*** Data entries ***

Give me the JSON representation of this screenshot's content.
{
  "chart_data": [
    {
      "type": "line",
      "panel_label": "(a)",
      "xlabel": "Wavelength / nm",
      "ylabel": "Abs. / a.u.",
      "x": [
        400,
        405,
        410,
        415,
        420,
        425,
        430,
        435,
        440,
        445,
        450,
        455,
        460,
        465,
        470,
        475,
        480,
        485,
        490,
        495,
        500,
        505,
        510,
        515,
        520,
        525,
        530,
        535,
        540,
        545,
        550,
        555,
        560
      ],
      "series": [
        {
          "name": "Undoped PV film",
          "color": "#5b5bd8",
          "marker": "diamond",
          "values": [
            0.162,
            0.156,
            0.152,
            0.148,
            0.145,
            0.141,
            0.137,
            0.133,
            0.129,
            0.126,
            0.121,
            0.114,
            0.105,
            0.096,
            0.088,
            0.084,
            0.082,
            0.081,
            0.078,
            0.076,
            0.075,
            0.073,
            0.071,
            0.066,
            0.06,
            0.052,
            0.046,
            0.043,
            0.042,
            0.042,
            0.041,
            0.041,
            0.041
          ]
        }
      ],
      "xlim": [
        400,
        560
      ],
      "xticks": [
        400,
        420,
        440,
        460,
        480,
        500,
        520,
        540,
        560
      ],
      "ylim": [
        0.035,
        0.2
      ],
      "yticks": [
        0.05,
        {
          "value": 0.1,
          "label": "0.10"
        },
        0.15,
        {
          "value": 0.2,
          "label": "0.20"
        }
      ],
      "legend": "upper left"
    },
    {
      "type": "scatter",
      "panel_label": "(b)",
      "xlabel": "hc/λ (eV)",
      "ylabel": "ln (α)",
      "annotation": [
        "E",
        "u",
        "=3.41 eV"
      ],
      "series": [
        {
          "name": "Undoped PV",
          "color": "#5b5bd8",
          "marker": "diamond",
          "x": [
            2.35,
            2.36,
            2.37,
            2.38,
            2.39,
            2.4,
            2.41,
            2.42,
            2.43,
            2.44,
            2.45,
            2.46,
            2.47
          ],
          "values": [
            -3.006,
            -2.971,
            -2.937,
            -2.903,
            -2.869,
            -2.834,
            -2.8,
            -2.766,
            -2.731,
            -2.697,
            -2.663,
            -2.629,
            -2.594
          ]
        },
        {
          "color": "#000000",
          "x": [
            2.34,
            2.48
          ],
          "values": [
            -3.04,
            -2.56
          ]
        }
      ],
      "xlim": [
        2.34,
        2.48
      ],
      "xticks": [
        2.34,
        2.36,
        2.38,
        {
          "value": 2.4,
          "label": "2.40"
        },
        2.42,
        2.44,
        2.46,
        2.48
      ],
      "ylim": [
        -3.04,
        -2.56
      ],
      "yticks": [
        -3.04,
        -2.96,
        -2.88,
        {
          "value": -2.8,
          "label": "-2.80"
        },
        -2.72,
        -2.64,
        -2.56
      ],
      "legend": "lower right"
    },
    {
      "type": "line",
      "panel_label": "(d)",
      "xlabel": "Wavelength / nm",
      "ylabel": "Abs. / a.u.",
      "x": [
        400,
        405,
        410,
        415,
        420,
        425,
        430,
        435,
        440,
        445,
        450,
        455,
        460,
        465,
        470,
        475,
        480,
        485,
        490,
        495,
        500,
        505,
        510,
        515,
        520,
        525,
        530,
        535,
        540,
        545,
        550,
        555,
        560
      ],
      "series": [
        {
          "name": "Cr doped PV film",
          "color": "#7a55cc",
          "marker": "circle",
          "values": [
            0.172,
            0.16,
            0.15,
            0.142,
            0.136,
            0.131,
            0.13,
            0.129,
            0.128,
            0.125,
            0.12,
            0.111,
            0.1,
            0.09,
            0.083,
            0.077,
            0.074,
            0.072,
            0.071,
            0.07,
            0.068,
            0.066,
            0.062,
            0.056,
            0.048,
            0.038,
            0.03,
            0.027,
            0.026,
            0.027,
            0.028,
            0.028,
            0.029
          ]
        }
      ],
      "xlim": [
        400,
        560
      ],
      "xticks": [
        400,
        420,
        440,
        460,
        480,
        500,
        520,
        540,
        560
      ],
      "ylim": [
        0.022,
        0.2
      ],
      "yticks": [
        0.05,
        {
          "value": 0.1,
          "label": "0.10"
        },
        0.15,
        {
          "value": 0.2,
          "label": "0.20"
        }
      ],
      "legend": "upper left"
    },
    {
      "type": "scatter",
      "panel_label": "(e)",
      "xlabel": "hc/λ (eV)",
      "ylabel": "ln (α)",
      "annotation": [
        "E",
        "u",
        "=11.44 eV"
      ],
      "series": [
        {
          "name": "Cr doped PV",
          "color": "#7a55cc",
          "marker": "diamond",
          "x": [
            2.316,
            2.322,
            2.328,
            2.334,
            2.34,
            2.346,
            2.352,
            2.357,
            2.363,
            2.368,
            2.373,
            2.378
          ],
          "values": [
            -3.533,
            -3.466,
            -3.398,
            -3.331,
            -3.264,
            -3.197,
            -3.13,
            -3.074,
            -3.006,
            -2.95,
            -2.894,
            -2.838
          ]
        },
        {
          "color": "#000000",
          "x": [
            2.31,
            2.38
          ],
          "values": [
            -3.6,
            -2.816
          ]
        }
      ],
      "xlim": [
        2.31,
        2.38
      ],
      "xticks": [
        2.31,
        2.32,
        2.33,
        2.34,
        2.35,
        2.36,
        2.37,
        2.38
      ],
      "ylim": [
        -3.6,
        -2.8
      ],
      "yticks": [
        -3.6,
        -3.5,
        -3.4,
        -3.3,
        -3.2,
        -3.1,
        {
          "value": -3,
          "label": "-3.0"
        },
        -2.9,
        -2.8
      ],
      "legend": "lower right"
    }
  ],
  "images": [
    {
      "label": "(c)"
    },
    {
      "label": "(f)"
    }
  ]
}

***
*** Data entries ***

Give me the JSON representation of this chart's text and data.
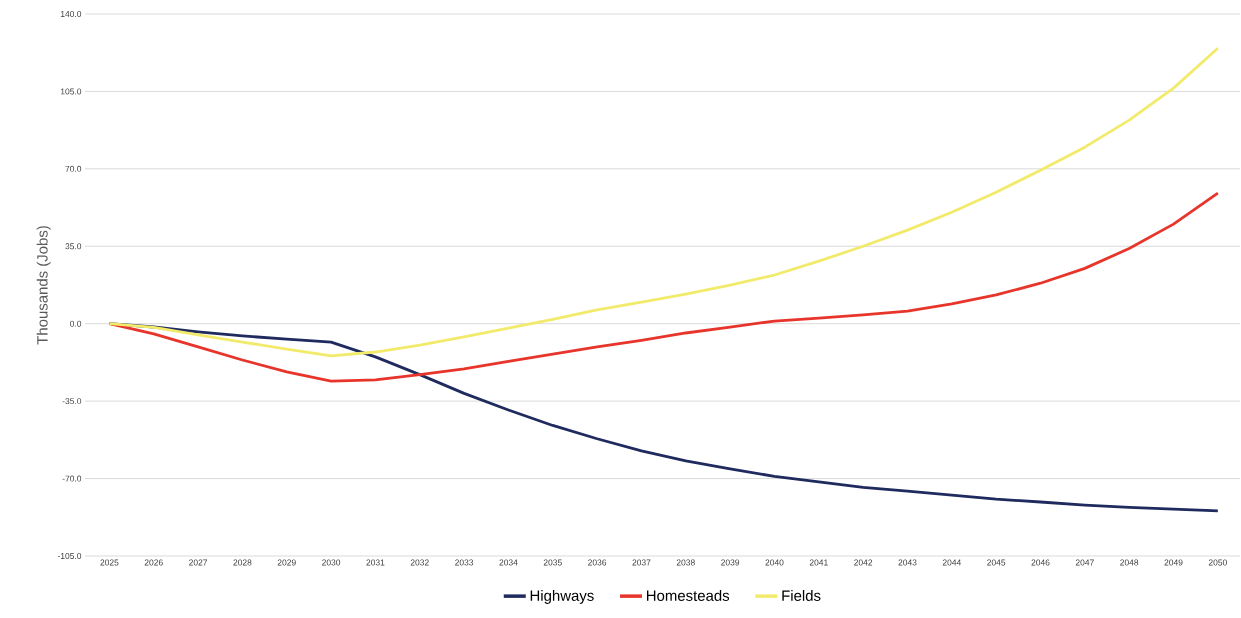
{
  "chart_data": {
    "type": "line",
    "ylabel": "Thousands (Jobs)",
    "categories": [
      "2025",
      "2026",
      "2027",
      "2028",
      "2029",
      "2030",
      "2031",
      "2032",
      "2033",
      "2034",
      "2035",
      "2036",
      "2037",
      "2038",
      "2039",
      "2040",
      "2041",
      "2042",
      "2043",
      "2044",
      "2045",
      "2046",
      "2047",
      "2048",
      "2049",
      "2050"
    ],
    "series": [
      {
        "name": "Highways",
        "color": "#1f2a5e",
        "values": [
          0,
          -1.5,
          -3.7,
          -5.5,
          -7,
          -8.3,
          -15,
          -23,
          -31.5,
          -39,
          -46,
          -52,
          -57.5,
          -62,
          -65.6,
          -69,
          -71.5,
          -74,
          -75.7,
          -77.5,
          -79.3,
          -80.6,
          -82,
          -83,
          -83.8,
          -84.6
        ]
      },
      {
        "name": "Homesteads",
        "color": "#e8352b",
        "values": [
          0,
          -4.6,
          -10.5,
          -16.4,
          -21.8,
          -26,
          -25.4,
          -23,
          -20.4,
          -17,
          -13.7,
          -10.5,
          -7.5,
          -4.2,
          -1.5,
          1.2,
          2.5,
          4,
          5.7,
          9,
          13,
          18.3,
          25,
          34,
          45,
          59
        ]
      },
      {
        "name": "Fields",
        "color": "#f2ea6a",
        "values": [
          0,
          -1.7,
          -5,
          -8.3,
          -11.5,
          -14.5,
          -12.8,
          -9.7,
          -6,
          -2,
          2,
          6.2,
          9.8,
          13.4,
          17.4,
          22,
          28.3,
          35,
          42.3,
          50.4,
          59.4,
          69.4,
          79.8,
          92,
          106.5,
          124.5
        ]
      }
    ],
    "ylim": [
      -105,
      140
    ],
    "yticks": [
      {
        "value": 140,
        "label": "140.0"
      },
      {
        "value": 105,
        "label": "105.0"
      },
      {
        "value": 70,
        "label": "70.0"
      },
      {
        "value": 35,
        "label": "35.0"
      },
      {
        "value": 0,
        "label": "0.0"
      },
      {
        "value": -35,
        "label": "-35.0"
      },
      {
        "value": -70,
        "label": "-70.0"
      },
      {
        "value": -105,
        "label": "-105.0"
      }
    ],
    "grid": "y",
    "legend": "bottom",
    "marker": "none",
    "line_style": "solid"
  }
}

***

-- Given request --
Collect the lines that hold "name".

-- Written solution --
          "name": "Undoped PV film",
          "name": "Undoped PV",
          "name": "Cr doped PV film",
          "name": "Cr doped PV",
        "name": "Highways",
        "name": "Homesteads",
        "name": "Fields",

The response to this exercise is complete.